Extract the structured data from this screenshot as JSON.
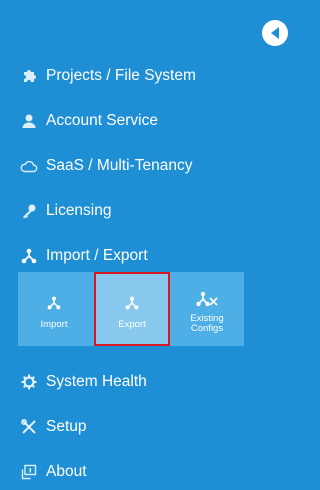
{
  "sidebar": {
    "collapse_button": {
      "icon": "chevron-left-icon"
    },
    "items": [
      {
        "label": "Projects / File System",
        "icon": "puzzle-icon"
      },
      {
        "label": "Account Service",
        "icon": "user-icon"
      },
      {
        "label": "SaaS / Multi-Tenancy",
        "icon": "cloud-icon"
      },
      {
        "label": "Licensing",
        "icon": "key-icon"
      },
      {
        "label": "Import / Export",
        "icon": "import-export-icon"
      },
      {
        "label": "System Health",
        "icon": "gear-icon"
      },
      {
        "label": "Setup",
        "icon": "tools-icon"
      },
      {
        "label": "About",
        "icon": "about-icon"
      }
    ],
    "subnav": {
      "tiles": [
        {
          "label": "Import",
          "icon": "import-icon"
        },
        {
          "label": "Export",
          "icon": "export-icon",
          "selected": true
        },
        {
          "label_line1": "Existing",
          "label_line2": "Configs",
          "icon": "existing-configs-icon"
        }
      ]
    }
  },
  "colors": {
    "background": "#1e8fd5",
    "subnav_background": "#4eaee6",
    "selected_tile": "#8ac9ef",
    "highlight_border": "#d71920",
    "text": "#ffffff"
  }
}
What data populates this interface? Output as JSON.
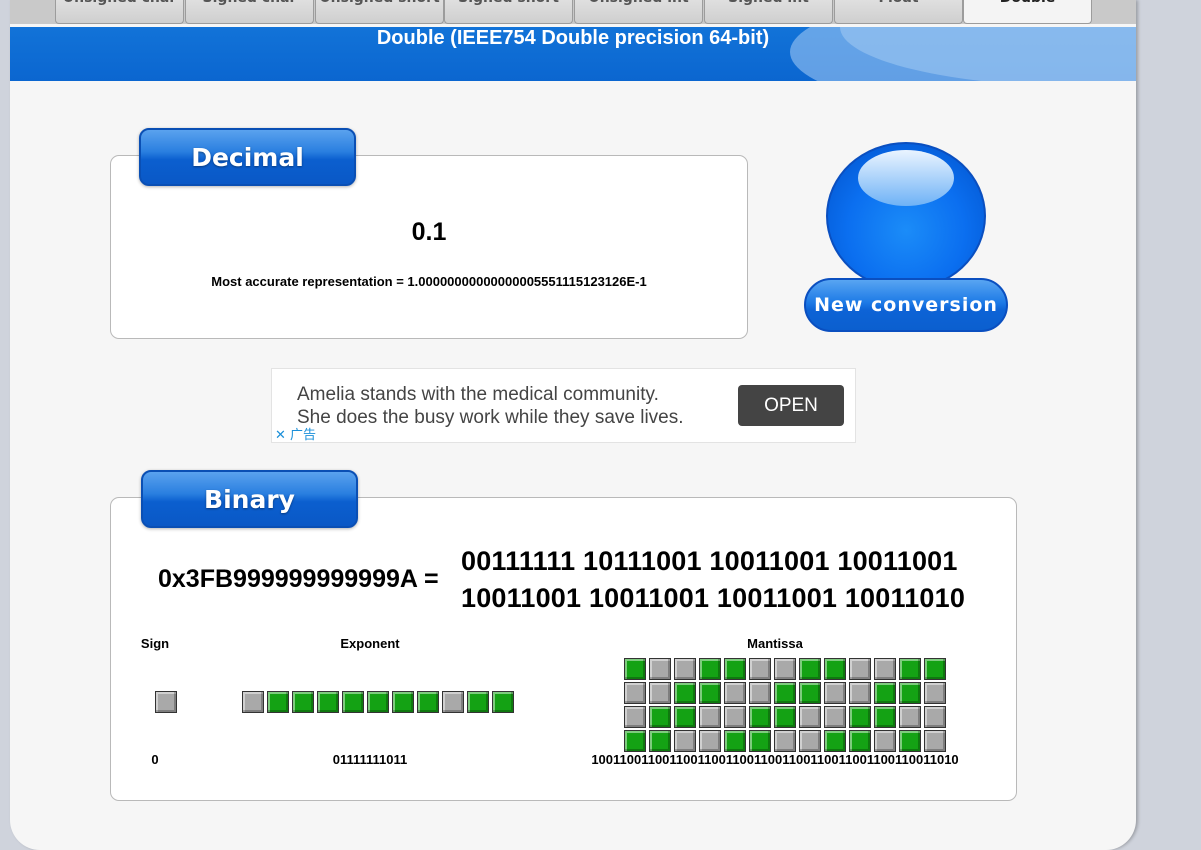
{
  "tabs": [
    {
      "label": "Unsigned char",
      "active": false
    },
    {
      "label": "Signed char",
      "active": false
    },
    {
      "label": "Unsigned short",
      "active": false
    },
    {
      "label": "Signed short",
      "active": false
    },
    {
      "label": "Unsigned int",
      "active": false
    },
    {
      "label": "Signed int",
      "active": false
    },
    {
      "label": "Float",
      "active": false
    },
    {
      "label": "Double",
      "active": true
    }
  ],
  "title": "Double (IEEE754 Double precision 64-bit)",
  "decimal": {
    "label": "Decimal",
    "value": "0.1",
    "accurate": "Most accurate representation = 1.00000000000000005551115123126E-1"
  },
  "new_conversion": {
    "label": "New conversion"
  },
  "ad": {
    "line1": "Amelia stands with the medical community.",
    "line2": "She does the busy work while they save lives.",
    "button": "OPEN",
    "close": "✕ 广告"
  },
  "binary": {
    "label": "Binary",
    "hex": "0x3FB999999999999A =",
    "bits_line1": "00111111 10111001 10011001 10011001",
    "bits_line2": "10011001 10011001 10011001 10011010",
    "sign": {
      "header": "Sign",
      "value": "0"
    },
    "exponent": {
      "header": "Exponent",
      "value": "01111111011"
    },
    "mantissa": {
      "header": "Mantissa",
      "value": "1001100110011001100110011001100110011001100110011010"
    }
  },
  "colors": {
    "bit_one": "#14a214",
    "bit_zero": "#a9a9a9",
    "title_bar": "#0b66d0"
  }
}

● ● ● ● ●

Task to carry out
Identify the lines above with the word "char". Copy them.

Result for this exercise
      "label": "Unsigned char",
      "label": "Signed char",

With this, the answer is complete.